• [What you need to do]: Set down the records once more, please, exactly and with the pictures left out.

• [Records for this exercise]:
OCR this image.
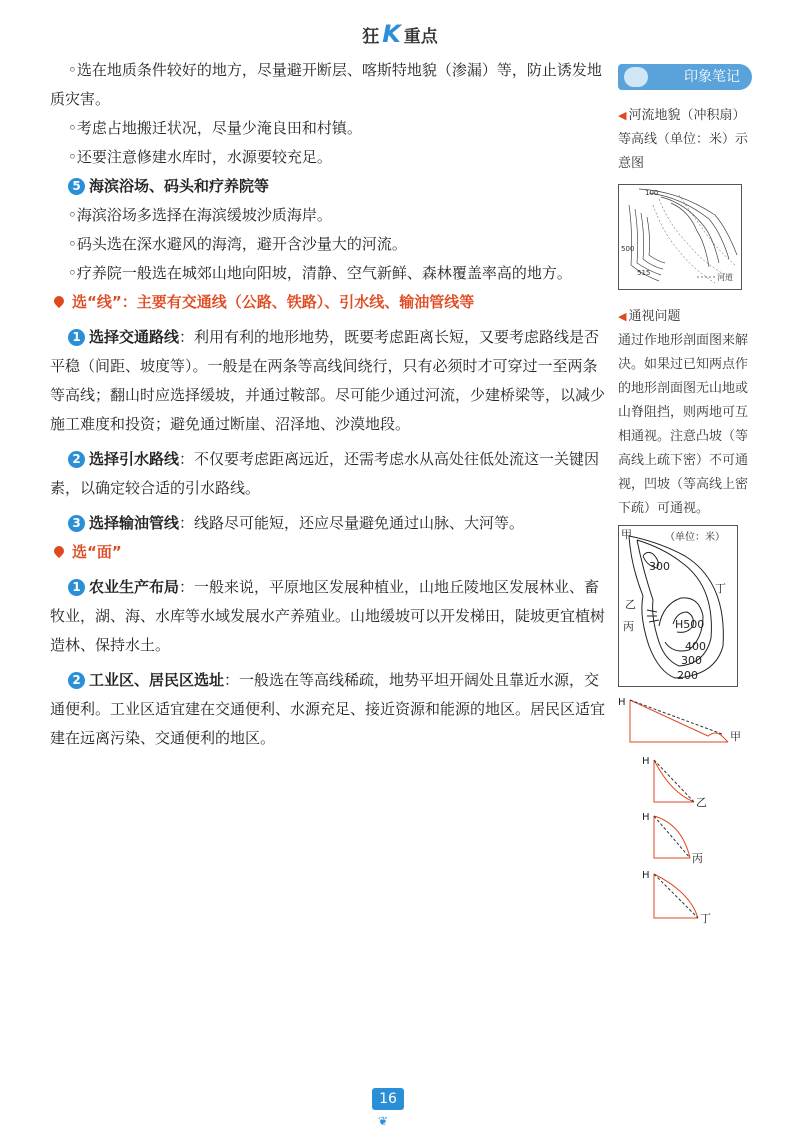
狂 K 重点

◦选在地质条件较好的地方，尽量避开断层、喀斯特地貌（渗漏）等，防止诱发地质灾害。

◦考虑占地搬迁状况，尽量少淹良田和村镇。

◦还要注意修建水库时，水源要较充足。

5 海滨浴场、码头和疗养院等

◦海滨浴场多选择在海滨缓坡沙质海岸。

◦码头选在深水避风的海湾，避开含沙量大的河流。

◦疗养院一般选在城郊山地向阳坡，清静、空气新鲜、森林覆盖率高的地方。

选“线”：主要有交通线（公路、铁路）、引水线、输油管线等

1 选择交通路线：利用有利的地形地势，既要考虑距离长短，又要考虑路线是否平稳（间距、坡度等）。一般是在两条等高线间绕行，只有必须时才可穿过一至两条等高线；翻山时应选择缓坡，并通过鞍部。尽可能少通过河流，少建桥梁等，以减少施工难度和投资；避免通过断崖、沼泽地、沙漠地段。

2 选择引水路线：不仅要考虑距离远近，还需考虑水从高处往低处流这一关键因素，以确定较合适的引水路线。

3 选择输油管线：线路尽可能短，还应尽量避免通过山脉、大河等。

选“面”

1 农业生产布局：一般来说，平原地区发展种植业，山地丘陵地区发展林业、畜牧业，湖、海、水库等水域发展水产养殖业。山地缓坡可以开发梯田，陡坡更宜植树造林、保持水土。

2 工业区、居民区选址：一般选在等高线稀疏，地势平坦开阔处且靠近水源，交通便利。工业区适宜建在交通便利、水源充足、接近资源和能源的地区。居民区适宜建在远离污染、交通便利的地区。

印象笔记
◀ 河流地貌（冲积扇）等高线（单位：米）示意图
100
500
515	河道
◀ 通视问题
通过作地形剖面图来解决。如果过已知两点作的地形剖面图无山地或山脊阻挡，则两地可互相通视。注意凸坡（等高线上疏下密）不可通视，凹坡（等高线上密下疏）可通视。
（单位：米）
甲
乙
丙
丁
300
H500
400
300
200

H
甲
H
乙
H
丙
H
丁
16
❦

• [Result of this exercise]:
OCR this image.
狂 K 重点

◦选在地质条件较好的地方，尽量避开断层、喀斯特地貌（渗漏）等，防止诱发地质灾害。

◦考虑占地搬迁状况，尽量少淹良田和村镇。

◦还要注意修建水库时，水源要较充足。

5 海滨浴场、码头和疗养院等

◦海滨浴场多选择在海滨缓坡沙质海岸。

◦码头选在深水避风的海湾，避开含沙量大的河流。

◦疗养院一般选在城郊山地向阳坡，清静、空气新鲜、森林覆盖率高的地方。

选“线”：主要有交通线（公路、铁路）、引水线、输油管线等

1 选择交通路线：利用有利的地形地势，既要考虑距离长短，又要考虑路线是否平稳（间距、坡度等）。一般是在两条等高线间绕行，只有必须时才可穿过一至两条等高线；翻山时应选择缓坡，并通过鞍部。尽可能少通过河流，少建桥梁等，以减少施工难度和投资；避免通过断崖、沼泽地、沙漠地段。

2 选择引水路线：不仅要考虑距离远近，还需考虑水从高处往低处流这一关键因素，以确定较合适的引水路线。

3 选择输油管线：线路尽可能短，还应尽量避免通过山脉、大河等。

选“面”

1 农业生产布局：一般来说，平原地区发展种植业，山地丘陵地区发展林业、畜牧业，湖、海、水库等水域发展水产养殖业。山地缓坡可以开发梯田，陡坡更宜植树造林、保持水土。

2 工业区、居民区选址：一般选在等高线稀疏，地势平坦开阔处且靠近水源，交通便利。工业区适宜建在交通便利、水源充足、接近资源和能源的地区。居民区适宜建在远离污染、交通便利的地区。

印象笔记
◀ 河流地貌（冲积扇）等高线（单位：米）示意图
100
500
515	河道
◀ 通视问题
通过作地形剖面图来解决。如果过已知两点作的地形剖面图无山地或山脊阻挡，则两地可互相通视。注意凸坡（等高线上疏下密）不可通视，凹坡（等高线上密下疏）可通视。
（单位：米）
甲
乙
丙
丁
300
H500
400
300
200

H
甲
H
乙
H
丙
H
丁
16
❦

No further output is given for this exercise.